==== Supplied material

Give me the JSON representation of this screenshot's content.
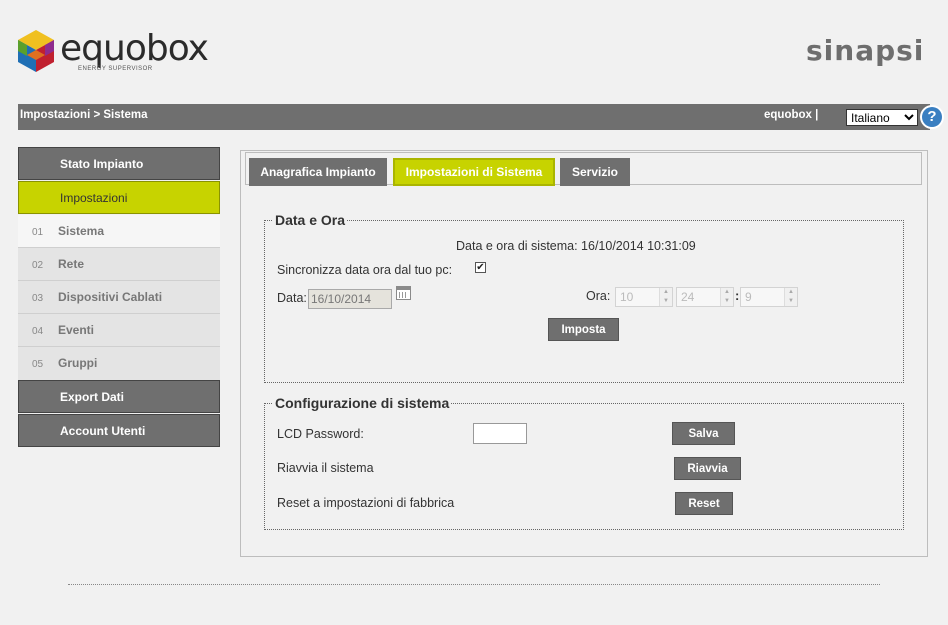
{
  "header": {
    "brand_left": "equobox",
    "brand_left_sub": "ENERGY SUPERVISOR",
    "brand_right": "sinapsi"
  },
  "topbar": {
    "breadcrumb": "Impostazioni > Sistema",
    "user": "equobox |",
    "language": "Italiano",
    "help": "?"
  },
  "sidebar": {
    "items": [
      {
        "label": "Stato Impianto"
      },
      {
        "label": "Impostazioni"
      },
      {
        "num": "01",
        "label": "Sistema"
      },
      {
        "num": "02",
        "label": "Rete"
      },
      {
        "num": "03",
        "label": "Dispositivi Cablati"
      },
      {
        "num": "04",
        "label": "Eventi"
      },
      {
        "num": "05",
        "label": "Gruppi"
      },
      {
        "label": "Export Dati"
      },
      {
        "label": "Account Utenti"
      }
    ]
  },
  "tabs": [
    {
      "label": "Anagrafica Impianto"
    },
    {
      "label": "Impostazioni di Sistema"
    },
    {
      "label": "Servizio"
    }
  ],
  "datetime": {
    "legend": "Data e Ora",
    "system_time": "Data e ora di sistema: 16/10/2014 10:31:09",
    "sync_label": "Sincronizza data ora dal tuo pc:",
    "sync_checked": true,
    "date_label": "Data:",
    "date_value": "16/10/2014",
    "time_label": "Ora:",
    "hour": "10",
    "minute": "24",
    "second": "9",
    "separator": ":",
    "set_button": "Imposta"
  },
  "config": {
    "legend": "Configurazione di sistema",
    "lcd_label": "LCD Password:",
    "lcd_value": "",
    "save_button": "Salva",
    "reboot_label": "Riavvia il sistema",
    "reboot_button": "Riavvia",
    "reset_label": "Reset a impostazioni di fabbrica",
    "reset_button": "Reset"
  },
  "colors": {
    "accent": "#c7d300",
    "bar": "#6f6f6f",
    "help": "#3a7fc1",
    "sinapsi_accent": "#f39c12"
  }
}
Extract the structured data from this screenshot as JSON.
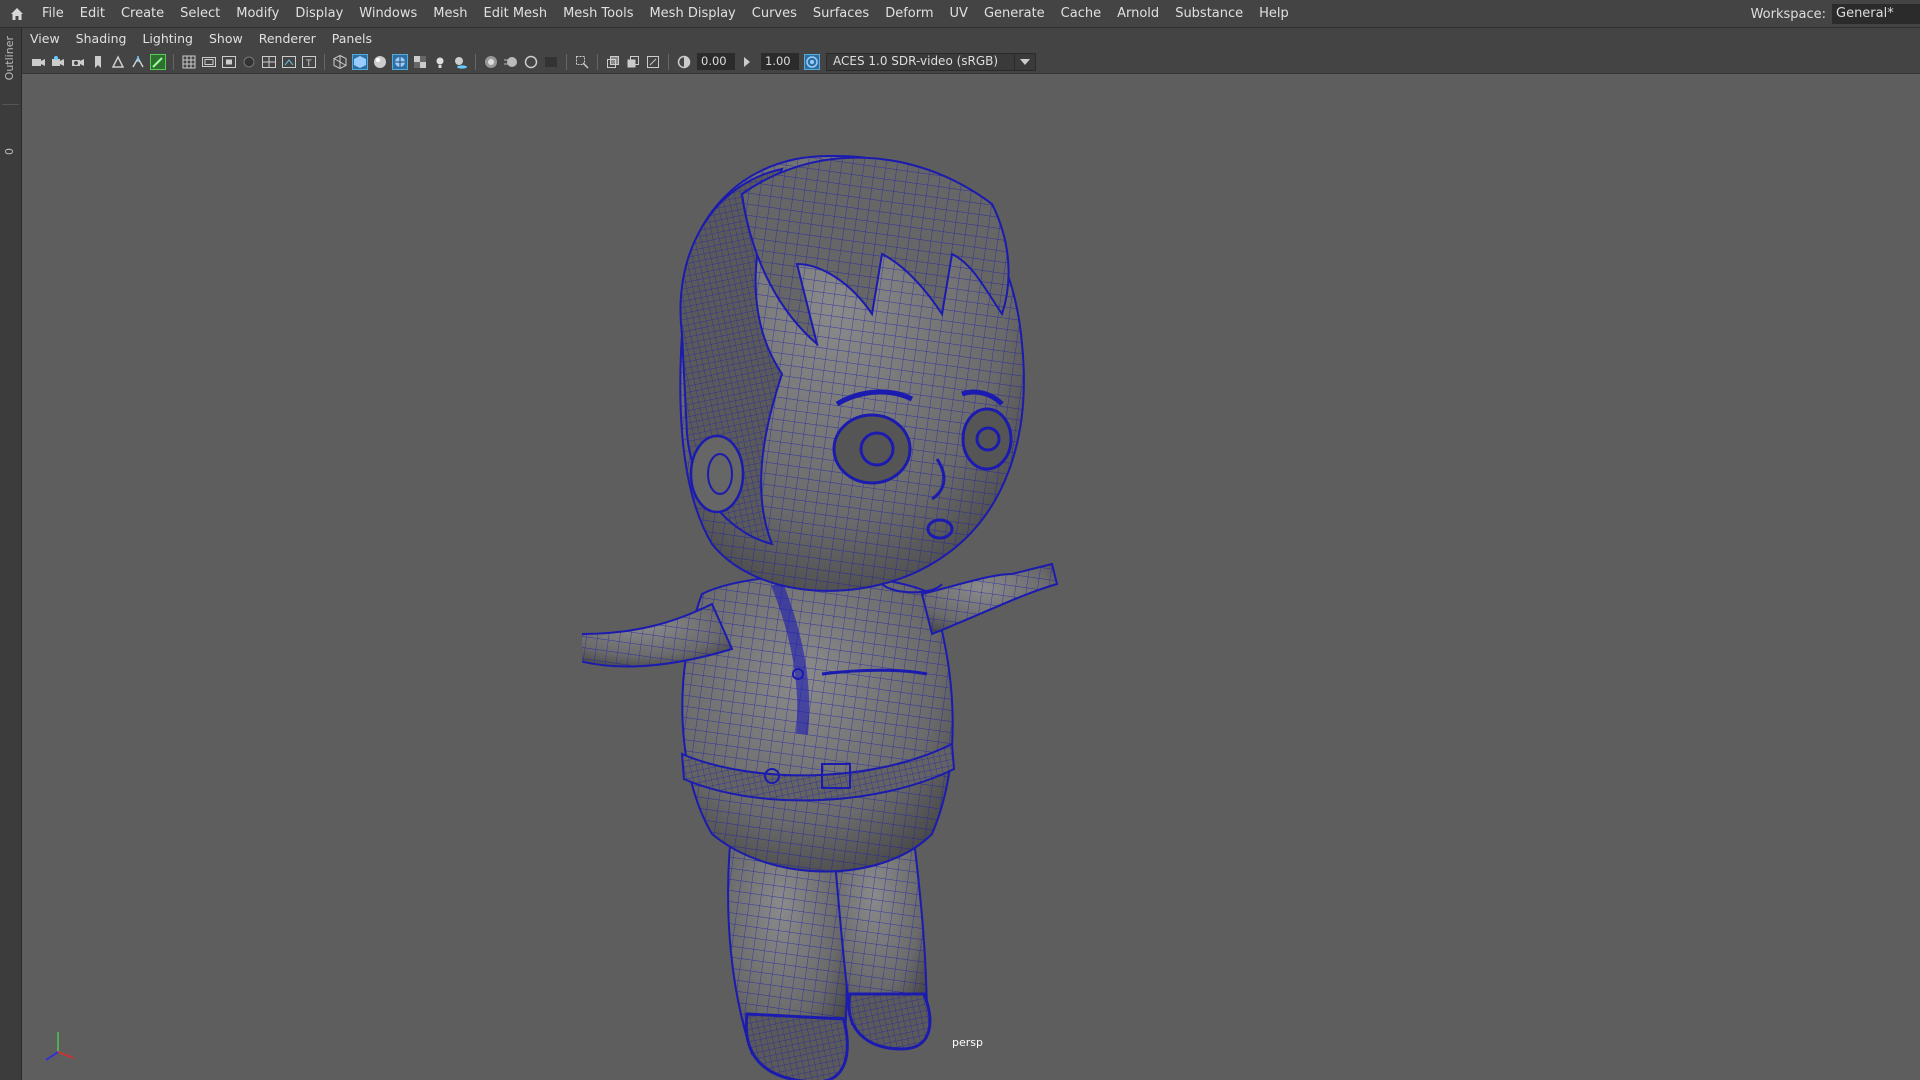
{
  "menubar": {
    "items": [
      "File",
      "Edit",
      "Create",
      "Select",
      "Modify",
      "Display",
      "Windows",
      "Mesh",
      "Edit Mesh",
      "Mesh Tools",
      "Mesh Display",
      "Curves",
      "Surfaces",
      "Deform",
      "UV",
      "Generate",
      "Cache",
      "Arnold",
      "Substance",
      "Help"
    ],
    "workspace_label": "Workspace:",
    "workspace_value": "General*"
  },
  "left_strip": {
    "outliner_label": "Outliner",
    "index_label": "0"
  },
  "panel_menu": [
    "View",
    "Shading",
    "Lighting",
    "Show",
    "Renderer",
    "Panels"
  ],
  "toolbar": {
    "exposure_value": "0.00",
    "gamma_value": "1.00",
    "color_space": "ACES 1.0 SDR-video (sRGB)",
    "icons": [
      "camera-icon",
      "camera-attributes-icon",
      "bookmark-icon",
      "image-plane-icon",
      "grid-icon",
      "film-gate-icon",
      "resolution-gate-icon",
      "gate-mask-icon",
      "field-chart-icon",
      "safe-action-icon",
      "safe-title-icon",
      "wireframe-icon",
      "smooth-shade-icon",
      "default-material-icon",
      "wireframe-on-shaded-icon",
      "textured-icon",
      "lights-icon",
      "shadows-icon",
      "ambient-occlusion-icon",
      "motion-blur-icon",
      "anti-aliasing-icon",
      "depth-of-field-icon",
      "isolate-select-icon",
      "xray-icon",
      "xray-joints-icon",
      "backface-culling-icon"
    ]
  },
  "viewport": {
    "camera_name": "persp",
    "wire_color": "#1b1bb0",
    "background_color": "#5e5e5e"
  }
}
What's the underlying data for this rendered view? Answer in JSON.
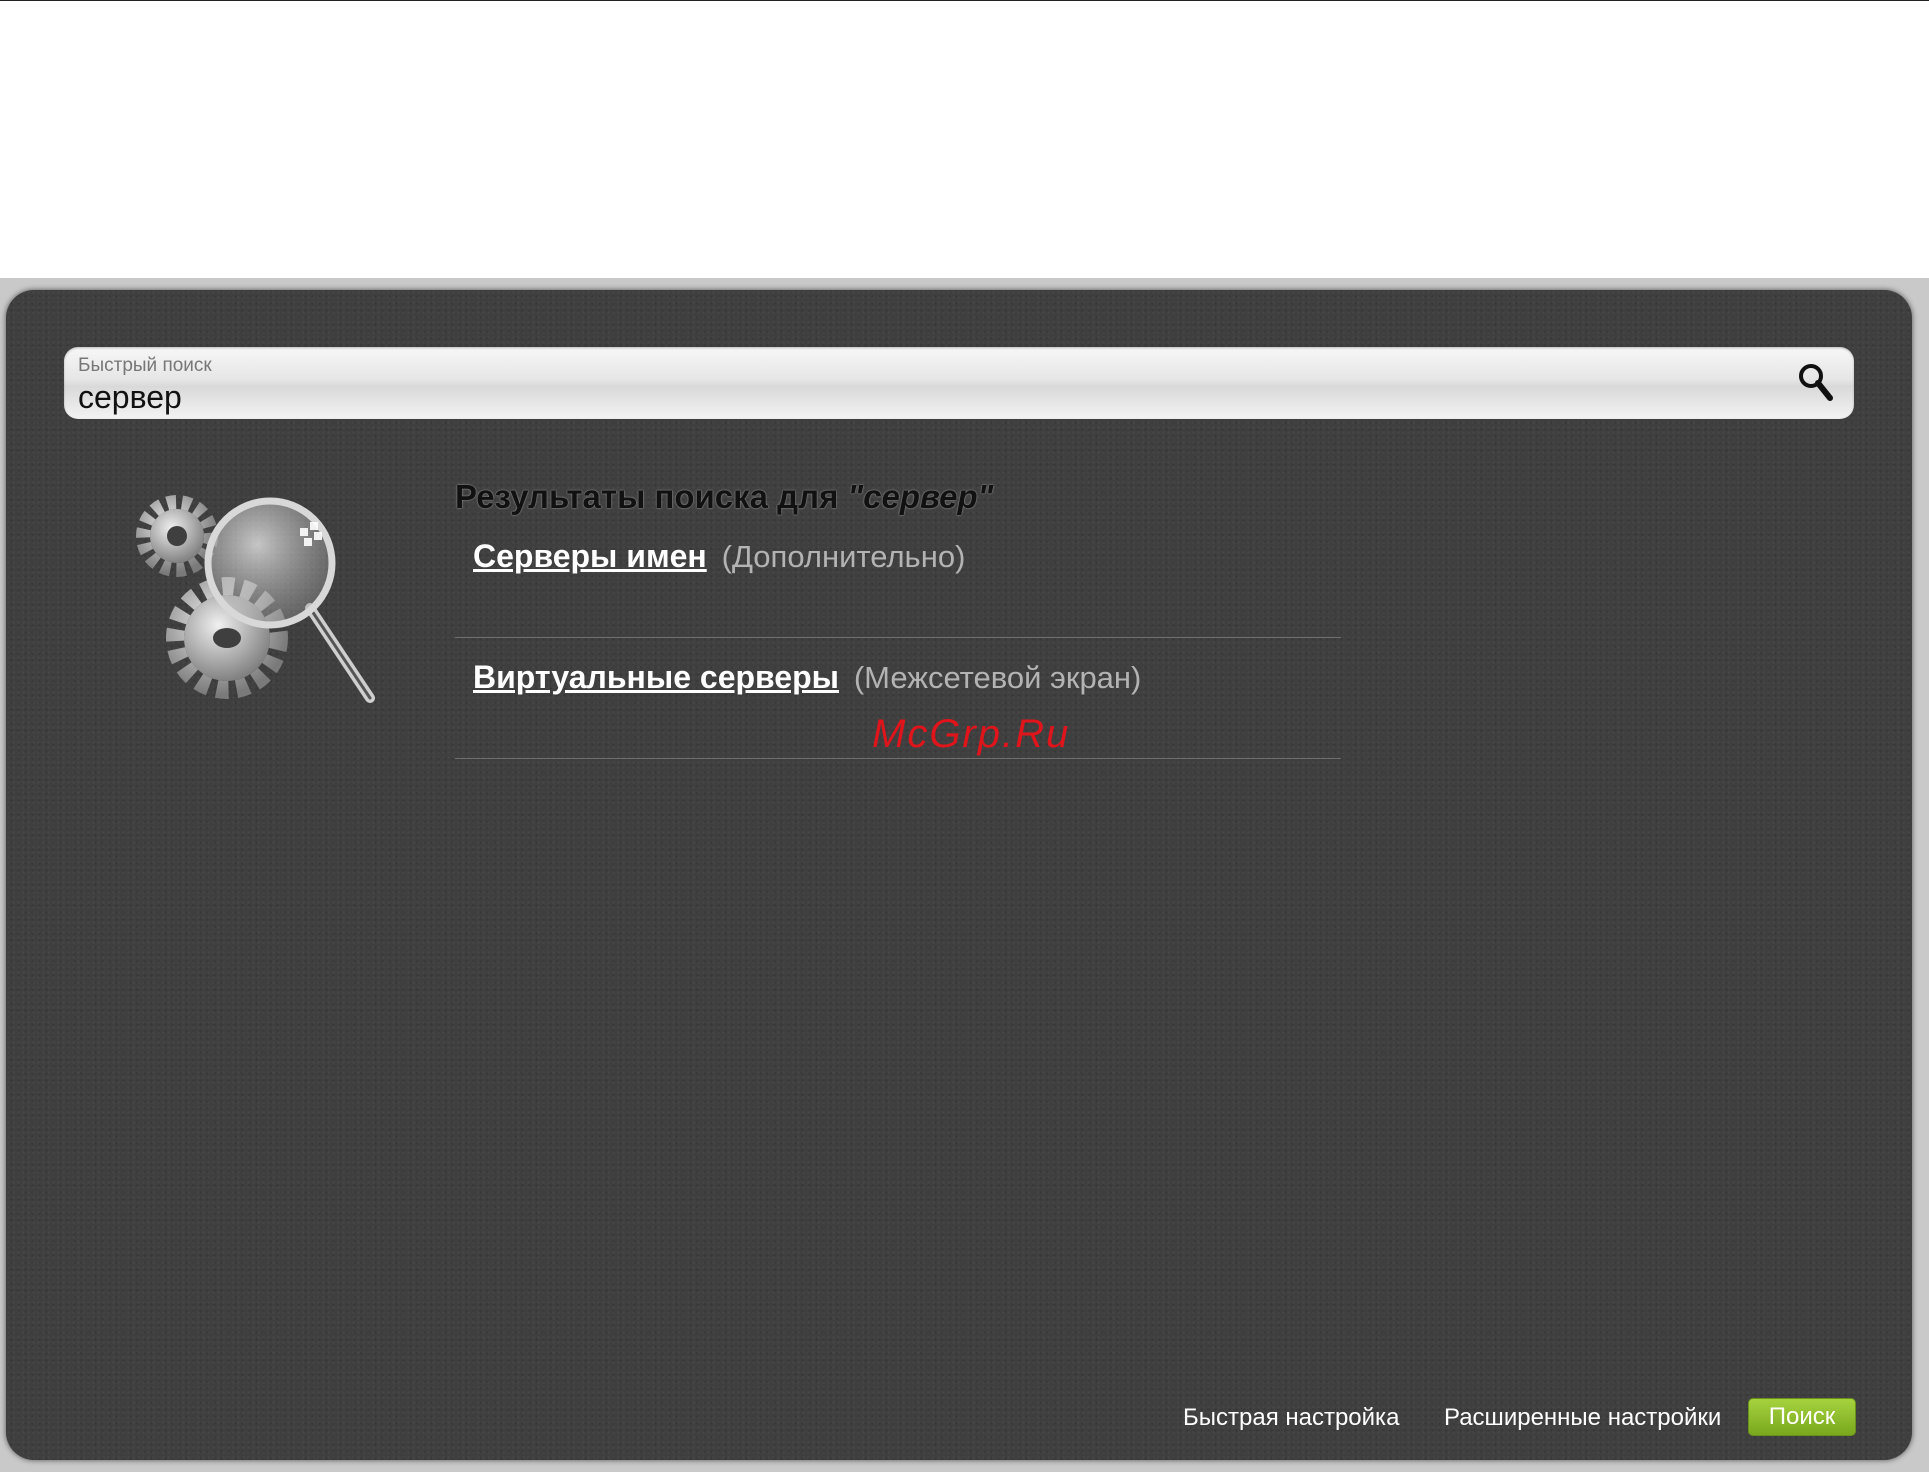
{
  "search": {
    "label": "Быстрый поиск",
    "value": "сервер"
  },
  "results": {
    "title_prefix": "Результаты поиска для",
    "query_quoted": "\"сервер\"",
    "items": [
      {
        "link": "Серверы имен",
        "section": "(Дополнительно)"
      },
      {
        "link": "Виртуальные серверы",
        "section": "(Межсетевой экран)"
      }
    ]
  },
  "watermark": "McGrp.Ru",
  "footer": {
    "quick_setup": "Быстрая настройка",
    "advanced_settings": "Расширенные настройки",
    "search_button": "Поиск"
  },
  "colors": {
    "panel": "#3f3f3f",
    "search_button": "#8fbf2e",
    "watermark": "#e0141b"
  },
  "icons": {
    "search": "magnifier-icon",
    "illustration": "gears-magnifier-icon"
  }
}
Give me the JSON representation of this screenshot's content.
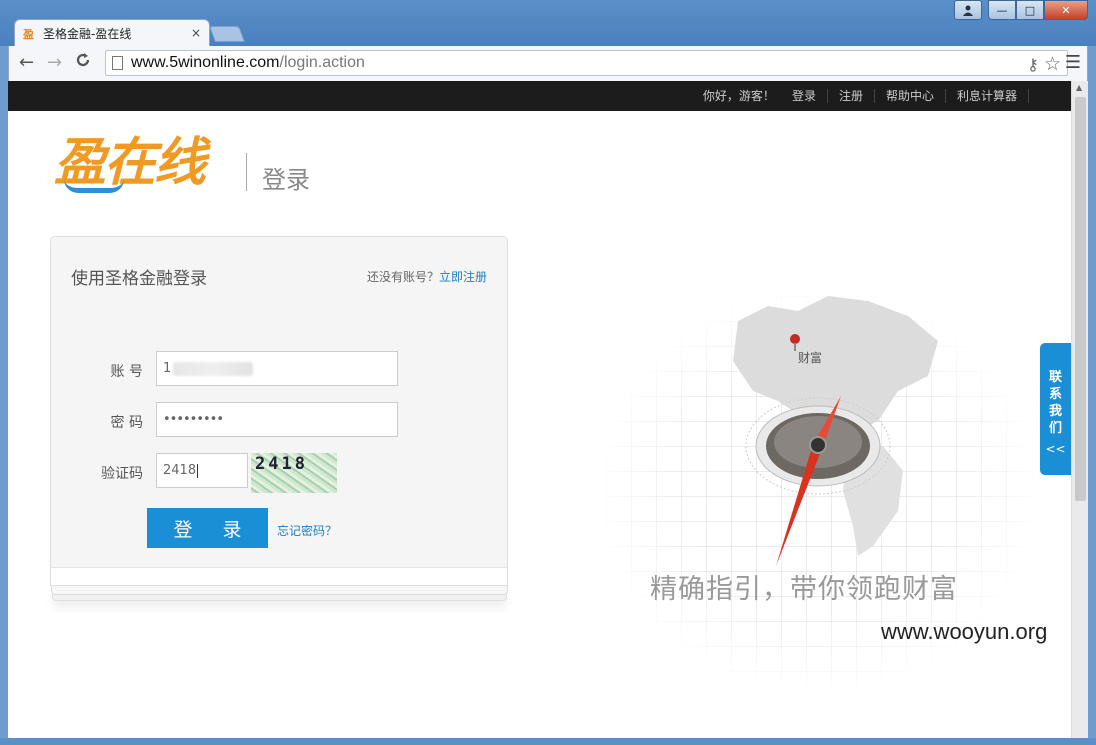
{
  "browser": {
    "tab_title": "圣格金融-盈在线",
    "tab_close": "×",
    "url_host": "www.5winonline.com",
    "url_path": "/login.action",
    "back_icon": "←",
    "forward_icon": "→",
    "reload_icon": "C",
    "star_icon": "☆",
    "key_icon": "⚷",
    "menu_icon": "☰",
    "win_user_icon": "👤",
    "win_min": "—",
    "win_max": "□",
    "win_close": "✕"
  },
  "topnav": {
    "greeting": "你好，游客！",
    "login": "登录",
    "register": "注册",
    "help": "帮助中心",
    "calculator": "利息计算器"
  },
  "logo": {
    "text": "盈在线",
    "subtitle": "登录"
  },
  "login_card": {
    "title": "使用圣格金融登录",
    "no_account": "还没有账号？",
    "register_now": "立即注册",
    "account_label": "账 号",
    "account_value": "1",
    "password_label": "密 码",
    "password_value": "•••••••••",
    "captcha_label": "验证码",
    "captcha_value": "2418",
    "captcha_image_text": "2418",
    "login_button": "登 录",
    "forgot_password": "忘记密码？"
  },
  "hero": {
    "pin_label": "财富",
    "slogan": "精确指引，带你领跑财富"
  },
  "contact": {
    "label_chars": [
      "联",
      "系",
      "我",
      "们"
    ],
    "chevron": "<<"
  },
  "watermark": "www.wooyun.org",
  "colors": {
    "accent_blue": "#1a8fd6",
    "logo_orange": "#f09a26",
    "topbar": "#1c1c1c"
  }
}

========

Task instructions
Leave out the pictures and transcribe the entries above exactly.

Output for this exercise
Give me the JSON representation of this screenshot's content.
{
  "header": {
    "brand_left": "equobox",
    "brand_left_sub": "ENERGY SUPERVISOR",
    "brand_right": "sinapsi"
  },
  "topbar": {
    "breadcrumb": "Impostazioni > Sistema",
    "user": "equobox |",
    "language": "Italiano",
    "help": "?"
  },
  "sidebar": {
    "items": [
      {
        "label": "Stato Impianto"
      },
      {
        "label": "Impostazioni"
      },
      {
        "num": "01",
        "label": "Sistema"
      },
      {
        "num": "02",
        "label": "Rete"
      },
      {
        "num": "03",
        "label": "Dispositivi Cablati"
      },
      {
        "num": "04",
        "label": "Eventi"
      },
      {
        "num": "05",
        "label": "Gruppi"
      },
      {
        "label": "Export Dati"
      },
      {
        "label": "Account Utenti"
      }
    ]
  },
  "tabs": [
    {
      "label": "Anagrafica Impianto"
    },
    {
      "label": "Impostazioni di Sistema"
    },
    {
      "label": "Servizio"
    }
  ],
  "datetime": {
    "legend": "Data e Ora",
    "system_time": "Data e ora di sistema: 16/10/2014 10:31:09",
    "sync_label": "Sincronizza data ora dal tuo pc:",
    "sync_checked": true,
    "date_label": "Data:",
    "date_value": "16/10/2014",
    "time_label": "Ora:",
    "hour": "10",
    "minute": "24",
    "second": "9",
    "separator": ":",
    "set_button": "Imposta"
  },
  "config": {
    "legend": "Configurazione di sistema",
    "lcd_label": "LCD Password:",
    "lcd_value": "",
    "save_button": "Salva",
    "reboot_label": "Riavvia il sistema",
    "reboot_button": "Riavvia",
    "reset_label": "Reset a impostazioni di fabbrica",
    "reset_button": "Reset"
  },
  "colors": {
    "accent": "#c7d300",
    "bar": "#6f6f6f",
    "help": "#3a7fc1",
    "sinapsi_accent": "#f39c12"
  }
}
Extract the structured data from this screenshot as JSON.
{
  "menubar": {
    "items": [
      "File",
      "Edit",
      "Create",
      "Select",
      "Modify",
      "Display",
      "Windows",
      "Mesh",
      "Edit Mesh",
      "Mesh Tools",
      "Mesh Display",
      "Curves",
      "Surfaces",
      "Deform",
      "UV",
      "Generate",
      "Cache",
      "Arnold",
      "Substance",
      "Help"
    ],
    "workspace_label": "Workspace:",
    "workspace_value": "General*"
  },
  "left_strip": {
    "outliner_label": "Outliner",
    "index_label": "0"
  },
  "panel_menu": [
    "View",
    "Shading",
    "Lighting",
    "Show",
    "Renderer",
    "Panels"
  ],
  "toolbar": {
    "exposure_value": "0.00",
    "gamma_value": "1.00",
    "color_space": "ACES 1.0 SDR-video (sRGB)",
    "icons": [
      "camera-icon",
      "camera-attributes-icon",
      "bookmark-icon",
      "image-plane-icon",
      "grid-icon",
      "film-gate-icon",
      "resolution-gate-icon",
      "gate-mask-icon",
      "field-chart-icon",
      "safe-action-icon",
      "safe-title-icon",
      "wireframe-icon",
      "smooth-shade-icon",
      "default-material-icon",
      "wireframe-on-shaded-icon",
      "textured-icon",
      "lights-icon",
      "shadows-icon",
      "ambient-occlusion-icon",
      "motion-blur-icon",
      "anti-aliasing-icon",
      "depth-of-field-icon",
      "isolate-select-icon",
      "xray-icon",
      "xray-joints-icon",
      "backface-culling-icon"
    ]
  },
  "viewport": {
    "camera_name": "persp",
    "wire_color": "#1b1bb0",
    "background_color": "#5e5e5e"
  }
}
What's the underlying data for this rendered view? Answer in JSON.
{
  "search": {
    "label": "Быстрый поиск",
    "value": "сервер"
  },
  "results": {
    "title_prefix": "Результаты поиска для",
    "query_quoted": "\"сервер\"",
    "items": [
      {
        "link": "Серверы имен",
        "section": "(Дополнительно)"
      },
      {
        "link": "Виртуальные серверы",
        "section": "(Межсетевой экран)"
      }
    ]
  },
  "watermark": "McGrp.Ru",
  "footer": {
    "quick_setup": "Быстрая настройка",
    "advanced_settings": "Расширенные настройки",
    "search_button": "Поиск"
  },
  "colors": {
    "panel": "#3f3f3f",
    "search_button": "#8fbf2e",
    "watermark": "#e0141b"
  },
  "icons": {
    "search": "magnifier-icon",
    "illustration": "gears-magnifier-icon"
  }
}
Give me the JSON representation of this screenshot's content.
{
  "browser": {
    "tab_title": "圣格金融-盈在线",
    "tab_close": "×",
    "url_host": "www.5winonline.com",
    "url_path": "/login.action",
    "back_icon": "←",
    "forward_icon": "→",
    "reload_icon": "C",
    "star_icon": "☆",
    "key_icon": "⚷",
    "menu_icon": "☰",
    "win_user_icon": "👤",
    "win_min": "—",
    "win_max": "□",
    "win_close": "✕"
  },
  "topnav": {
    "greeting": "你好，游客！",
    "login": "登录",
    "register": "注册",
    "help": "帮助中心",
    "calculator": "利息计算器"
  },
  "logo": {
    "text": "盈在线",
    "subtitle": "登录"
  },
  "login_card": {
    "title": "使用圣格金融登录",
    "no_account": "还没有账号？",
    "register_now": "立即注册",
    "account_label": "账 号",
    "account_value": "1",
    "password_label": "密 码",
    "password_value": "•••••••••",
    "captcha_label": "验证码",
    "captcha_value": "2418",
    "captcha_image_text": "2418",
    "login_button": "登 录",
    "forgot_password": "忘记密码？"
  },
  "hero": {
    "pin_label": "财富",
    "slogan": "精确指引，带你领跑财富"
  },
  "contact": {
    "label_chars": [
      "联",
      "系",
      "我",
      "们"
    ],
    "chevron": "<<"
  },
  "watermark": "www.wooyun.org",
  "colors": {
    "accent_blue": "#1a8fd6",
    "logo_orange": "#f09a26",
    "topbar": "#1c1c1c"
  }
}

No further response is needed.